* _RECORDS_
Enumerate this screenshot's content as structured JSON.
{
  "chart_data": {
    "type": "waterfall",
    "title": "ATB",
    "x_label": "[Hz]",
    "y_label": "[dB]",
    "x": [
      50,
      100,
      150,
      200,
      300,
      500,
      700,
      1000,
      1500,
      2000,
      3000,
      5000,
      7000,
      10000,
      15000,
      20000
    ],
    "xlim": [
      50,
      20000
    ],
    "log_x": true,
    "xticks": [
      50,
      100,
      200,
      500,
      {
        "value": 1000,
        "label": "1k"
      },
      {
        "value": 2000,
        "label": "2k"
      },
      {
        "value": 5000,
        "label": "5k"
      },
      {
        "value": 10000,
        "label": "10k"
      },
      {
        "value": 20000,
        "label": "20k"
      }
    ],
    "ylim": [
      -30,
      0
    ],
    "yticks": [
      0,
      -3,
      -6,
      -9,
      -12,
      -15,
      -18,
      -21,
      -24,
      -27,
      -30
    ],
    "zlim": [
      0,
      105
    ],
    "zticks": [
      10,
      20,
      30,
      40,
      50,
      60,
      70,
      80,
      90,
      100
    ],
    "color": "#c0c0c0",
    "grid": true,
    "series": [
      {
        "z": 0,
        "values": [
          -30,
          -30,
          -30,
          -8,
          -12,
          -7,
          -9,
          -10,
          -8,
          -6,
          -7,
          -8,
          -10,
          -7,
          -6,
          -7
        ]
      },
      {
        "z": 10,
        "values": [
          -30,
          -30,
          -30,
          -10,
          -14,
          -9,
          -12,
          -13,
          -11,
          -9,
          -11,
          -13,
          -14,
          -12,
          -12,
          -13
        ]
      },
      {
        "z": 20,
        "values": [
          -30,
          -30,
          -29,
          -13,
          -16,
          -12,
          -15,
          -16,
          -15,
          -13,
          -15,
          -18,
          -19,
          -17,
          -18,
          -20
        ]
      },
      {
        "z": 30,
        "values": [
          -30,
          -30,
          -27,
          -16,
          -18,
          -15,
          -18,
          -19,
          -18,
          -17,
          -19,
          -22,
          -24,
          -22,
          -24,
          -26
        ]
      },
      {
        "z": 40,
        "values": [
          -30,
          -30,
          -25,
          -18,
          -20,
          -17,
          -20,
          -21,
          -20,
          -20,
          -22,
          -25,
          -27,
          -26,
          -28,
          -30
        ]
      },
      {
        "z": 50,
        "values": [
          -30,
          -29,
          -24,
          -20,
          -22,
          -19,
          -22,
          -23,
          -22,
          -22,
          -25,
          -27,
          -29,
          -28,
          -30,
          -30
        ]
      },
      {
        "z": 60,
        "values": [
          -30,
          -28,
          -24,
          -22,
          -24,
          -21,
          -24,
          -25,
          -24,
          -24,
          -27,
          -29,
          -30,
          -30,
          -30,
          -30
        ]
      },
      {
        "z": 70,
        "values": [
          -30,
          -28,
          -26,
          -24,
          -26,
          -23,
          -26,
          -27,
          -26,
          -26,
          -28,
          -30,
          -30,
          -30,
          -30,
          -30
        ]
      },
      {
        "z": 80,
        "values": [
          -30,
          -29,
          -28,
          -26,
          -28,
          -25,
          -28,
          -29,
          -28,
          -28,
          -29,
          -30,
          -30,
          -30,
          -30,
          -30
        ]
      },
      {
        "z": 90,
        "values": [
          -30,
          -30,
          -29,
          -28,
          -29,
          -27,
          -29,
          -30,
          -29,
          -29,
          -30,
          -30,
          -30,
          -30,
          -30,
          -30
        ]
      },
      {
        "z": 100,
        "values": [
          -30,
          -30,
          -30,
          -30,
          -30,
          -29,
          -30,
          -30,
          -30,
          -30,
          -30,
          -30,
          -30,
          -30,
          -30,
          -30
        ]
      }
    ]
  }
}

* _SET PROBLEM_
Write the data back out verbatim.

* _REPLY TO THE EXERCISE_
Enumerate this screenshot's content as structured JSON.
{
  "chart_data": {
    "type": "waterfall",
    "title": "ATB",
    "x_label": "[Hz]",
    "y_label": "[dB]",
    "x": [
      50,
      100,
      150,
      200,
      300,
      500,
      700,
      1000,
      1500,
      2000,
      3000,
      5000,
      7000,
      10000,
      15000,
      20000
    ],
    "xlim": [
      50,
      20000
    ],
    "log_x": true,
    "xticks": [
      50,
      100,
      200,
      500,
      {
        "value": 1000,
        "label": "1k"
      },
      {
        "value": 2000,
        "label": "2k"
      },
      {
        "value": 5000,
        "label": "5k"
      },
      {
        "value": 10000,
        "label": "10k"
      },
      {
        "value": 20000,
        "label": "20k"
      }
    ],
    "ylim": [
      -30,
      0
    ],
    "yticks": [
      0,
      -3,
      -6,
      -9,
      -12,
      -15,
      -18,
      -21,
      -24,
      -27,
      -30
    ],
    "zlim": [
      0,
      105
    ],
    "zticks": [
      10,
      20,
      30,
      40,
      50,
      60,
      70,
      80,
      90,
      100
    ],
    "color": "#c0c0c0",
    "grid": true,
    "series": [
      {
        "z": 0,
        "values": [
          -30,
          -30,
          -30,
          -8,
          -12,
          -7,
          -9,
          -10,
          -8,
          -6,
          -7,
          -8,
          -10,
          -7,
          -6,
          -7
        ]
      },
      {
        "z": 10,
        "values": [
          -30,
          -30,
          -30,
          -10,
          -14,
          -9,
          -12,
          -13,
          -11,
          -9,
          -11,
          -13,
          -14,
          -12,
          -12,
          -13
        ]
      },
      {
        "z": 20,
        "values": [
          -30,
          -30,
          -29,
          -13,
          -16,
          -12,
          -15,
          -16,
          -15,
          -13,
          -15,
          -18,
          -19,
          -17,
          -18,
          -20
        ]
      },
      {
        "z": 30,
        "values": [
          -30,
          -30,
          -27,
          -16,
          -18,
          -15,
          -18,
          -19,
          -18,
          -17,
          -19,
          -22,
          -24,
          -22,
          -24,
          -26
        ]
      },
      {
        "z": 40,
        "values": [
          -30,
          -30,
          -25,
          -18,
          -20,
          -17,
          -20,
          -21,
          -20,
          -20,
          -22,
          -25,
          -27,
          -26,
          -28,
          -30
        ]
      },
      {
        "z": 50,
        "values": [
          -30,
          -29,
          -24,
          -20,
          -22,
          -19,
          -22,
          -23,
          -22,
          -22,
          -25,
          -27,
          -29,
          -28,
          -30,
          -30
        ]
      },
      {
        "z": 60,
        "values": [
          -30,
          -28,
          -24,
          -22,
          -24,
          -21,
          -24,
          -25,
          -24,
          -24,
          -27,
          -29,
          -30,
          -30,
          -30,
          -30
        ]
      },
      {
        "z": 70,
        "values": [
          -30,
          -28,
          -26,
          -24,
          -26,
          -23,
          -26,
          -27,
          -26,
          -26,
          -28,
          -30,
          -30,
          -30,
          -30,
          -30
        ]
      },
      {
        "z": 80,
        "values": [
          -30,
          -29,
          -28,
          -26,
          -28,
          -25,
          -28,
          -29,
          -28,
          -28,
          -29,
          -30,
          -30,
          -30,
          -30,
          -30
        ]
      },
      {
        "z": 90,
        "values": [
          -30,
          -30,
          -29,
          -28,
          -29,
          -27,
          -29,
          -30,
          -29,
          -29,
          -30,
          -30,
          -30,
          -30,
          -30,
          -30
        ]
      },
      {
        "z": 100,
        "values": [
          -30,
          -30,
          -30,
          -30,
          -30,
          -29,
          -30,
          -30,
          -30,
          -30,
          -30,
          -30,
          -30,
          -30,
          -30,
          -30
        ]
      }
    ]
  }
}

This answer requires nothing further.